▶ _WORK TO COMPLETE_: Retype all the entries word for word, but omit the pictures.

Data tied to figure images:
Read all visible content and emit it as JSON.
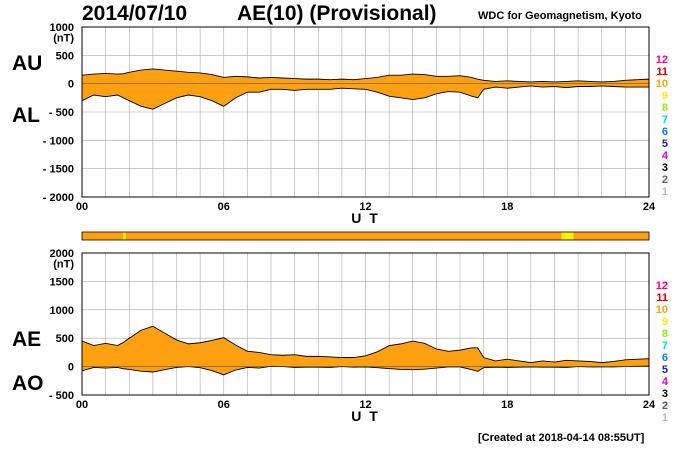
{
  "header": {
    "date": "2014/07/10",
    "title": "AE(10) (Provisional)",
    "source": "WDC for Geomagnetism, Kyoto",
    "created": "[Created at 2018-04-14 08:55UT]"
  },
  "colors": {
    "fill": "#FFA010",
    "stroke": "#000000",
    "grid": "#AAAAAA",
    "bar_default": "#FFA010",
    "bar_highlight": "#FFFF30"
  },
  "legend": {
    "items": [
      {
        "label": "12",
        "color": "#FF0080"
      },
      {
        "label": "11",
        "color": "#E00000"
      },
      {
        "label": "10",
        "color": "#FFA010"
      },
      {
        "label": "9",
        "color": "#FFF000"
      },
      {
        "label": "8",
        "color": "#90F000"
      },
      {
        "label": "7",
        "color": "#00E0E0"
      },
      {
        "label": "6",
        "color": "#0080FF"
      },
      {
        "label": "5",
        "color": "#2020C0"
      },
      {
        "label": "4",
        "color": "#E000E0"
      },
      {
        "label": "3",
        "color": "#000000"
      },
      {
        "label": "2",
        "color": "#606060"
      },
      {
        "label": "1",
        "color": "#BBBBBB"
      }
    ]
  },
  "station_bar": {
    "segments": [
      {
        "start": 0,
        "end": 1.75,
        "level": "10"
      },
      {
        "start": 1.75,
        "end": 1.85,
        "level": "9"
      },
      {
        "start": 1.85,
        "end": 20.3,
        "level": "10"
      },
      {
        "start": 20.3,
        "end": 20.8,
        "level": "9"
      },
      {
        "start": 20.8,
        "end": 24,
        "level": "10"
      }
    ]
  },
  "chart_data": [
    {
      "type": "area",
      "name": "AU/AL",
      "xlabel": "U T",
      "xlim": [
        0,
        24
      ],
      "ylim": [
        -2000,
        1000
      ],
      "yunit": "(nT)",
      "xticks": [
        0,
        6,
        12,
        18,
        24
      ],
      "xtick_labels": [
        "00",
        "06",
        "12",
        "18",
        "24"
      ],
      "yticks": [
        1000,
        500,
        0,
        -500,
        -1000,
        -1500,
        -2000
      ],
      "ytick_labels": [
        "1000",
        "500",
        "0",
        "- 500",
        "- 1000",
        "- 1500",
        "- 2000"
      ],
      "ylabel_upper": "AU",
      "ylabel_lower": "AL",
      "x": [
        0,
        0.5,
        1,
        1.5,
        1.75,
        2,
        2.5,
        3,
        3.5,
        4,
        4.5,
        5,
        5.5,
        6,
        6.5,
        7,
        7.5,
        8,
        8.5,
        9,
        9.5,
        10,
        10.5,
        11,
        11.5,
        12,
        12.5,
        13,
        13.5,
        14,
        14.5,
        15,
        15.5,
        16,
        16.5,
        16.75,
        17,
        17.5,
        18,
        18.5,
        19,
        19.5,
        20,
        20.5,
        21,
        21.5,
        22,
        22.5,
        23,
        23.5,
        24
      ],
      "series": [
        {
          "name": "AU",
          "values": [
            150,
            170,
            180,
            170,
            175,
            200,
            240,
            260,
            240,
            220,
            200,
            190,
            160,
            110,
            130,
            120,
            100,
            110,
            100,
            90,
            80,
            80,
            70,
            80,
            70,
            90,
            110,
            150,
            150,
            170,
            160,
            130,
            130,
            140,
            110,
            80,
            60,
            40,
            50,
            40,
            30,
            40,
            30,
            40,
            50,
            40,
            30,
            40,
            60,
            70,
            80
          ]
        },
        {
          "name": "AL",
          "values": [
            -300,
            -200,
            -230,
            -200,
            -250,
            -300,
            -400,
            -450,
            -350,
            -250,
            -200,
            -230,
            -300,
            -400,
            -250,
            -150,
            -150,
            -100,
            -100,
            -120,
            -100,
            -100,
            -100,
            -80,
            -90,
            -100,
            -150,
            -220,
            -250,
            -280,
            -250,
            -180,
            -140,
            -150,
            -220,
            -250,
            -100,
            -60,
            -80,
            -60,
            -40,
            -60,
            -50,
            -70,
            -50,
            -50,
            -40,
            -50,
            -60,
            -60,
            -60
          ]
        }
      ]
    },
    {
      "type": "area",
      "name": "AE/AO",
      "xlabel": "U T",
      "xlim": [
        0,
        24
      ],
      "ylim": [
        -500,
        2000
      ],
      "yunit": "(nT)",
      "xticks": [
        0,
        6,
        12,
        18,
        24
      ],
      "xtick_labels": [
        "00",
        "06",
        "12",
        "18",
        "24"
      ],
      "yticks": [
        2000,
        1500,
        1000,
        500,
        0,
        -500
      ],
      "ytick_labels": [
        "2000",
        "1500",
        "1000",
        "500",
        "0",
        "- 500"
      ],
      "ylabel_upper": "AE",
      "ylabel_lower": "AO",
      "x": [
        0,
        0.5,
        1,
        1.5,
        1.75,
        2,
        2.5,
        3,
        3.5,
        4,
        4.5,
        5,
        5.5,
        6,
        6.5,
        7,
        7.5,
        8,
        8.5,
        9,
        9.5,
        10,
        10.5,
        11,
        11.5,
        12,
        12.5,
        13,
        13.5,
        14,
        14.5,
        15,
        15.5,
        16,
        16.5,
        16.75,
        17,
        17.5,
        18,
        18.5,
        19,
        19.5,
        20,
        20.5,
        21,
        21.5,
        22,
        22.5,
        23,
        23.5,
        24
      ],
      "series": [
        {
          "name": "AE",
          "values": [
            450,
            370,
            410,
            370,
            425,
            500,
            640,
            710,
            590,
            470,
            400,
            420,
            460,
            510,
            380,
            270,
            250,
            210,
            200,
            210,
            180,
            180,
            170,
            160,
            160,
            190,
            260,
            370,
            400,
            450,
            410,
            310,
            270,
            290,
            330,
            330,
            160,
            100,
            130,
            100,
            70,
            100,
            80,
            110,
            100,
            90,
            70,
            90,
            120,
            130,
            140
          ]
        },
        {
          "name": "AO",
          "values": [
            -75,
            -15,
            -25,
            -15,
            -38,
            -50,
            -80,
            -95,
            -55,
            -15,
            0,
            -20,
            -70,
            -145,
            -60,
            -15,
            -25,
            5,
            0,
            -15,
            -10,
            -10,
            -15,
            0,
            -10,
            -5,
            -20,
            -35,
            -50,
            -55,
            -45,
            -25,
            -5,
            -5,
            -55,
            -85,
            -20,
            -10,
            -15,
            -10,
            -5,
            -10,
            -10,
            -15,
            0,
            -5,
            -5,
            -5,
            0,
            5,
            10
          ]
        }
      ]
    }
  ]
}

▶ _CORRECT RESULT_:
Read all visible content and emit it as JSON.
{
  "header": {
    "date": "2014/07/10",
    "title": "AE(10) (Provisional)",
    "source": "WDC for Geomagnetism, Kyoto",
    "created": "[Created at 2018-04-14 08:55UT]"
  },
  "colors": {
    "fill": "#FFA010",
    "stroke": "#000000",
    "grid": "#AAAAAA",
    "bar_default": "#FFA010",
    "bar_highlight": "#FFFF30"
  },
  "legend": {
    "items": [
      {
        "label": "12",
        "color": "#FF0080"
      },
      {
        "label": "11",
        "color": "#E00000"
      },
      {
        "label": "10",
        "color": "#FFA010"
      },
      {
        "label": "9",
        "color": "#FFF000"
      },
      {
        "label": "8",
        "color": "#90F000"
      },
      {
        "label": "7",
        "color": "#00E0E0"
      },
      {
        "label": "6",
        "color": "#0080FF"
      },
      {
        "label": "5",
        "color": "#2020C0"
      },
      {
        "label": "4",
        "color": "#E000E0"
      },
      {
        "label": "3",
        "color": "#000000"
      },
      {
        "label": "2",
        "color": "#606060"
      },
      {
        "label": "1",
        "color": "#BBBBBB"
      }
    ]
  },
  "station_bar": {
    "segments": [
      {
        "start": 0,
        "end": 1.75,
        "level": "10"
      },
      {
        "start": 1.75,
        "end": 1.85,
        "level": "9"
      },
      {
        "start": 1.85,
        "end": 20.3,
        "level": "10"
      },
      {
        "start": 20.3,
        "end": 20.8,
        "level": "9"
      },
      {
        "start": 20.8,
        "end": 24,
        "level": "10"
      }
    ]
  },
  "chart_data": [
    {
      "type": "area",
      "name": "AU/AL",
      "xlabel": "U T",
      "xlim": [
        0,
        24
      ],
      "ylim": [
        -2000,
        1000
      ],
      "yunit": "(nT)",
      "xticks": [
        0,
        6,
        12,
        18,
        24
      ],
      "xtick_labels": [
        "00",
        "06",
        "12",
        "18",
        "24"
      ],
      "yticks": [
        1000,
        500,
        0,
        -500,
        -1000,
        -1500,
        -2000
      ],
      "ytick_labels": [
        "1000",
        "500",
        "0",
        "- 500",
        "- 1000",
        "- 1500",
        "- 2000"
      ],
      "ylabel_upper": "AU",
      "ylabel_lower": "AL",
      "x": [
        0,
        0.5,
        1,
        1.5,
        1.75,
        2,
        2.5,
        3,
        3.5,
        4,
        4.5,
        5,
        5.5,
        6,
        6.5,
        7,
        7.5,
        8,
        8.5,
        9,
        9.5,
        10,
        10.5,
        11,
        11.5,
        12,
        12.5,
        13,
        13.5,
        14,
        14.5,
        15,
        15.5,
        16,
        16.5,
        16.75,
        17,
        17.5,
        18,
        18.5,
        19,
        19.5,
        20,
        20.5,
        21,
        21.5,
        22,
        22.5,
        23,
        23.5,
        24
      ],
      "series": [
        {
          "name": "AU",
          "values": [
            150,
            170,
            180,
            170,
            175,
            200,
            240,
            260,
            240,
            220,
            200,
            190,
            160,
            110,
            130,
            120,
            100,
            110,
            100,
            90,
            80,
            80,
            70,
            80,
            70,
            90,
            110,
            150,
            150,
            170,
            160,
            130,
            130,
            140,
            110,
            80,
            60,
            40,
            50,
            40,
            30,
            40,
            30,
            40,
            50,
            40,
            30,
            40,
            60,
            70,
            80
          ]
        },
        {
          "name": "AL",
          "values": [
            -300,
            -200,
            -230,
            -200,
            -250,
            -300,
            -400,
            -450,
            -350,
            -250,
            -200,
            -230,
            -300,
            -400,
            -250,
            -150,
            -150,
            -100,
            -100,
            -120,
            -100,
            -100,
            -100,
            -80,
            -90,
            -100,
            -150,
            -220,
            -250,
            -280,
            -250,
            -180,
            -140,
            -150,
            -220,
            -250,
            -100,
            -60,
            -80,
            -60,
            -40,
            -60,
            -50,
            -70,
            -50,
            -50,
            -40,
            -50,
            -60,
            -60,
            -60
          ]
        }
      ]
    },
    {
      "type": "area",
      "name": "AE/AO",
      "xlabel": "U T",
      "xlim": [
        0,
        24
      ],
      "ylim": [
        -500,
        2000
      ],
      "yunit": "(nT)",
      "xticks": [
        0,
        6,
        12,
        18,
        24
      ],
      "xtick_labels": [
        "00",
        "06",
        "12",
        "18",
        "24"
      ],
      "yticks": [
        2000,
        1500,
        1000,
        500,
        0,
        -500
      ],
      "ytick_labels": [
        "2000",
        "1500",
        "1000",
        "500",
        "0",
        "- 500"
      ],
      "ylabel_upper": "AE",
      "ylabel_lower": "AO",
      "x": [
        0,
        0.5,
        1,
        1.5,
        1.75,
        2,
        2.5,
        3,
        3.5,
        4,
        4.5,
        5,
        5.5,
        6,
        6.5,
        7,
        7.5,
        8,
        8.5,
        9,
        9.5,
        10,
        10.5,
        11,
        11.5,
        12,
        12.5,
        13,
        13.5,
        14,
        14.5,
        15,
        15.5,
        16,
        16.5,
        16.75,
        17,
        17.5,
        18,
        18.5,
        19,
        19.5,
        20,
        20.5,
        21,
        21.5,
        22,
        22.5,
        23,
        23.5,
        24
      ],
      "series": [
        {
          "name": "AE",
          "values": [
            450,
            370,
            410,
            370,
            425,
            500,
            640,
            710,
            590,
            470,
            400,
            420,
            460,
            510,
            380,
            270,
            250,
            210,
            200,
            210,
            180,
            180,
            170,
            160,
            160,
            190,
            260,
            370,
            400,
            450,
            410,
            310,
            270,
            290,
            330,
            330,
            160,
            100,
            130,
            100,
            70,
            100,
            80,
            110,
            100,
            90,
            70,
            90,
            120,
            130,
            140
          ]
        },
        {
          "name": "AO",
          "values": [
            -75,
            -15,
            -25,
            -15,
            -38,
            -50,
            -80,
            -95,
            -55,
            -15,
            0,
            -20,
            -70,
            -145,
            -60,
            -15,
            -25,
            5,
            0,
            -15,
            -10,
            -10,
            -15,
            0,
            -10,
            -5,
            -20,
            -35,
            -50,
            -55,
            -45,
            -25,
            -5,
            -5,
            -55,
            -85,
            -20,
            -10,
            -15,
            -10,
            -5,
            -10,
            -10,
            -15,
            0,
            -5,
            -5,
            -5,
            0,
            5,
            10
          ]
        }
      ]
    }
  ]
}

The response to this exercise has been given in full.